══ LISTING ══

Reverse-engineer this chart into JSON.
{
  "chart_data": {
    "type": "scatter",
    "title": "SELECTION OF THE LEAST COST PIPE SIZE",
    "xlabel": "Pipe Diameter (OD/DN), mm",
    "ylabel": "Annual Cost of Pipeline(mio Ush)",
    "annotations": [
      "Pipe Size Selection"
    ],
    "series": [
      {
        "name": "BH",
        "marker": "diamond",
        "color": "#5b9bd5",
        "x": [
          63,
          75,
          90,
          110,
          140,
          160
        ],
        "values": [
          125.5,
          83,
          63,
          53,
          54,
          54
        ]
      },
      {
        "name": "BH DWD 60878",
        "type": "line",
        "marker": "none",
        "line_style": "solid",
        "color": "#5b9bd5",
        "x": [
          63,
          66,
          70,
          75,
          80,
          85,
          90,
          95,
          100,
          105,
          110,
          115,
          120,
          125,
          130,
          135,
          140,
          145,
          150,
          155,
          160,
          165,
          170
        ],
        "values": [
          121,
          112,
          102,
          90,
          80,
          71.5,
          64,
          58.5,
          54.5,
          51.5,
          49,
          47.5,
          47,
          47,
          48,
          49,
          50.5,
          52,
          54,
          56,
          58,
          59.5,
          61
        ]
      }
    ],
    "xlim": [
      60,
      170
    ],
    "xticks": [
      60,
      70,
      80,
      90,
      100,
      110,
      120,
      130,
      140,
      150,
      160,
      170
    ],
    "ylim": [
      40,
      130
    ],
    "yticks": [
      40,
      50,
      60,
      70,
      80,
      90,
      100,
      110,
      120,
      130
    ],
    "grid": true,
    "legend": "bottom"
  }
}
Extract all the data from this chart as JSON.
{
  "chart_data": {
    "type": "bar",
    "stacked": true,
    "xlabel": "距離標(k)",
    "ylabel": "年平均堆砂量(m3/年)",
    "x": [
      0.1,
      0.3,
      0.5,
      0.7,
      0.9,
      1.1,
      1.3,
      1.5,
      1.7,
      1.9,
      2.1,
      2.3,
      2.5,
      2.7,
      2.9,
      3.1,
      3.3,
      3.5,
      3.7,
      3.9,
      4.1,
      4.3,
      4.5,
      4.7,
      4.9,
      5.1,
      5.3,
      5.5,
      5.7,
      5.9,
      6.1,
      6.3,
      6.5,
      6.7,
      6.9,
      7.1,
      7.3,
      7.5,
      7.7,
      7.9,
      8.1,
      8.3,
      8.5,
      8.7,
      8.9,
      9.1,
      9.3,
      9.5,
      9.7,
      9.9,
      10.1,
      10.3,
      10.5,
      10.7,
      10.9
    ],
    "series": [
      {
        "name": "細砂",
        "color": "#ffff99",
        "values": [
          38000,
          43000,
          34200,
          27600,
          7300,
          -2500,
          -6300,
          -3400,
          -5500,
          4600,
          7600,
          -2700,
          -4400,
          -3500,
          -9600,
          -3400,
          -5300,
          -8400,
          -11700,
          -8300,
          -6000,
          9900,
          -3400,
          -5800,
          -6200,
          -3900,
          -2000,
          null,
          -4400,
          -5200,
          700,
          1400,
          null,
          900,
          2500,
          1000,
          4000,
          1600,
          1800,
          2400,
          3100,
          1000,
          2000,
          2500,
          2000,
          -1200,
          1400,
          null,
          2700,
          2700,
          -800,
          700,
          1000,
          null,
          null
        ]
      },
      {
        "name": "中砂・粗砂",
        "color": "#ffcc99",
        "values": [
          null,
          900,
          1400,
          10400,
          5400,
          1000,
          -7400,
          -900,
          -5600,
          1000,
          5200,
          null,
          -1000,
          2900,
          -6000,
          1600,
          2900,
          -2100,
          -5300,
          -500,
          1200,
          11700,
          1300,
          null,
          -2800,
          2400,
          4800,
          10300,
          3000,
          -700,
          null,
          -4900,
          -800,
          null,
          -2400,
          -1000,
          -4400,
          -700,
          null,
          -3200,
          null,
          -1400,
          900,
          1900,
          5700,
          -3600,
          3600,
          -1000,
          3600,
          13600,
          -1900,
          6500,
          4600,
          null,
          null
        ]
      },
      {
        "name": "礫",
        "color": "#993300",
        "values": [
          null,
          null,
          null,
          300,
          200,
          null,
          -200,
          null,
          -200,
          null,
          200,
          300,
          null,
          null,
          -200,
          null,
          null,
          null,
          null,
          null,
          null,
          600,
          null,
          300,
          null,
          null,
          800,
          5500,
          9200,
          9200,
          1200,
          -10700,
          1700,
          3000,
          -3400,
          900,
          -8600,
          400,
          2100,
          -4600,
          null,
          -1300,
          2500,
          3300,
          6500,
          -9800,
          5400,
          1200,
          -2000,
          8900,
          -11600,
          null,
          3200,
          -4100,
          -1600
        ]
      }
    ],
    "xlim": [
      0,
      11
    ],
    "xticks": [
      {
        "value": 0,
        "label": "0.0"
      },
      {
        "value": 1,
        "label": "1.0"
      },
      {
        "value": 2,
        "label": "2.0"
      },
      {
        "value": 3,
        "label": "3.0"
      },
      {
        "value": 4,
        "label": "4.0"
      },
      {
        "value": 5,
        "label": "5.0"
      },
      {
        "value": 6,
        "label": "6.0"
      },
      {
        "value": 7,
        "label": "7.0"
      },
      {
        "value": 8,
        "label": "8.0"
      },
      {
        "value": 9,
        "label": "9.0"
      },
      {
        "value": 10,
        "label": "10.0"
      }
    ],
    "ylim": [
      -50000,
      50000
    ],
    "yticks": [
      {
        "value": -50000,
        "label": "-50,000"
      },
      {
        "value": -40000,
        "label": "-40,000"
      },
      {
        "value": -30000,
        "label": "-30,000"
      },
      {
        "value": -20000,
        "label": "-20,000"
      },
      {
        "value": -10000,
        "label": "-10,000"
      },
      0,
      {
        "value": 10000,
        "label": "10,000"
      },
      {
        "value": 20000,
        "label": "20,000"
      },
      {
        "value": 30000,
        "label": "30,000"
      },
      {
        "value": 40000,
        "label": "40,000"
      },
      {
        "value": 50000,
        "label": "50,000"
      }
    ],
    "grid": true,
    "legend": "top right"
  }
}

═══

▶ _EXERCISE GOAL_: Quote every record above exactly.

▶ _TASK ANSWER_:
Reverse-engineer this chart into JSON.
{
  "chart_data": {
    "type": "scatter",
    "title": "SELECTION OF THE LEAST COST PIPE SIZE",
    "xlabel": "Pipe Diameter (OD/DN), mm",
    "ylabel": "Annual Cost of Pipeline(mio Ush)",
    "annotations": [
      "Pipe Size Selection"
    ],
    "series": [
      {
        "name": "BH",
        "marker": "diamond",
        "color": "#5b9bd5",
        "x": [
          63,
          75,
          90,
          110,
          140,
          160
        ],
        "values": [
          125.5,
          83,
          63,
          53,
          54,
          54
        ]
      },
      {
        "name": "BH DWD 60878",
        "type": "line",
        "marker": "none",
        "line_style": "solid",
        "color": "#5b9bd5",
        "x": [
          63,
          66,
          70,
          75,
          80,
          85,
          90,
          95,
          100,
          105,
          110,
          115,
          120,
          125,
          130,
          135,
          140,
          145,
          150,
          155,
          160,
          165,
          170
        ],
        "values": [
          121,
          112,
          102,
          90,
          80,
          71.5,
          64,
          58.5,
          54.5,
          51.5,
          49,
          47.5,
          47,
          47,
          48,
          49,
          50.5,
          52,
          54,
          56,
          58,
          59.5,
          61
        ]
      }
    ],
    "xlim": [
      60,
      170
    ],
    "xticks": [
      60,
      70,
      80,
      90,
      100,
      110,
      120,
      130,
      140,
      150,
      160,
      170
    ],
    "ylim": [
      40,
      130
    ],
    "yticks": [
      40,
      50,
      60,
      70,
      80,
      90,
      100,
      110,
      120,
      130
    ],
    "grid": true,
    "legend": "bottom"
  }
}
Extract all the data from this chart as JSON.
{
  "chart_data": {
    "type": "bar",
    "stacked": true,
    "xlabel": "距離標(k)",
    "ylabel": "年平均堆砂量(m3/年)",
    "x": [
      0.1,
      0.3,
      0.5,
      0.7,
      0.9,
      1.1,
      1.3,
      1.5,
      1.7,
      1.9,
      2.1,
      2.3,
      2.5,
      2.7,
      2.9,
      3.1,
      3.3,
      3.5,
      3.7,
      3.9,
      4.1,
      4.3,
      4.5,
      4.7,
      4.9,
      5.1,
      5.3,
      5.5,
      5.7,
      5.9,
      6.1,
      6.3,
      6.5,
      6.7,
      6.9,
      7.1,
      7.3,
      7.5,
      7.7,
      7.9,
      8.1,
      8.3,
      8.5,
      8.7,
      8.9,
      9.1,
      9.3,
      9.5,
      9.7,
      9.9,
      10.1,
      10.3,
      10.5,
      10.7,
      10.9
    ],
    "series": [
      {
        "name": "細砂",
        "color": "#ffff99",
        "values": [
          38000,
          43000,
          34200,
          27600,
          7300,
          -2500,
          -6300,
          -3400,
          -5500,
          4600,
          7600,
          -2700,
          -4400,
          -3500,
          -9600,
          -3400,
          -5300,
          -8400,
          -11700,
          -8300,
          -6000,
          9900,
          -3400,
          -5800,
          -6200,
          -3900,
          -2000,
          null,
          -4400,
          -5200,
          700,
          1400,
          null,
          900,
          2500,
          1000,
          4000,
          1600,
          1800,
          2400,
          3100,
          1000,
          2000,
          2500,
          2000,
          -1200,
          1400,
          null,
          2700,
          2700,
          -800,
          700,
          1000,
          null,
          null
        ]
      },
      {
        "name": "中砂・粗砂",
        "color": "#ffcc99",
        "values": [
          null,
          900,
          1400,
          10400,
          5400,
          1000,
          -7400,
          -900,
          -5600,
          1000,
          5200,
          null,
          -1000,
          2900,
          -6000,
          1600,
          2900,
          -2100,
          -5300,
          -500,
          1200,
          11700,
          1300,
          null,
          -2800,
          2400,
          4800,
          10300,
          3000,
          -700,
          null,
          -4900,
          -800,
          null,
          -2400,
          -1000,
          -4400,
          -700,
          null,
          -3200,
          null,
          -1400,
          900,
          1900,
          5700,
          -3600,
          3600,
          -1000,
          3600,
          13600,
          -1900,
          6500,
          4600,
          null,
          null
        ]
      },
      {
        "name": "礫",
        "color": "#993300",
        "values": [
          null,
          null,
          null,
          300,
          200,
          null,
          -200,
          null,
          -200,
          null,
          200,
          300,
          null,
          null,
          -200,
          null,
          null,
          null,
          null,
          null,
          null,
          600,
          null,
          300,
          null,
          null,
          800,
          5500,
          9200,
          9200,
          1200,
          -10700,
          1700,
          3000,
          -3400,
          900,
          -8600,
          400,
          2100,
          -4600,
          null,
          -1300,
          2500,
          3300,
          6500,
          -9800,
          5400,
          1200,
          -2000,
          8900,
          -11600,
          null,
          3200,
          -4100,
          -1600
        ]
      }
    ],
    "xlim": [
      0,
      11
    ],
    "xticks": [
      {
        "value": 0,
        "label": "0.0"
      },
      {
        "value": 1,
        "label": "1.0"
      },
      {
        "value": 2,
        "label": "2.0"
      },
      {
        "value": 3,
        "label": "3.0"
      },
      {
        "value": 4,
        "label": "4.0"
      },
      {
        "value": 5,
        "label": "5.0"
      },
      {
        "value": 6,
        "label": "6.0"
      },
      {
        "value": 7,
        "label": "7.0"
      },
      {
        "value": 8,
        "label": "8.0"
      },
      {
        "value": 9,
        "label": "9.0"
      },
      {
        "value": 10,
        "label": "10.0"
      }
    ],
    "ylim": [
      -50000,
      50000
    ],
    "yticks": [
      {
        "value": -50000,
        "label": "-50,000"
      },
      {
        "value": -40000,
        "label": "-40,000"
      },
      {
        "value": -30000,
        "label": "-30,000"
      },
      {
        "value": -20000,
        "label": "-20,000"
      },
      {
        "value": -10000,
        "label": "-10,000"
      },
      0,
      {
        "value": 10000,
        "label": "10,000"
      },
      {
        "value": 20000,
        "label": "20,000"
      },
      {
        "value": 30000,
        "label": "30,000"
      },
      {
        "value": 40000,
        "label": "40,000"
      },
      {
        "value": 50000,
        "label": "50,000"
      }
    ],
    "grid": true,
    "legend": "top right"
  }
}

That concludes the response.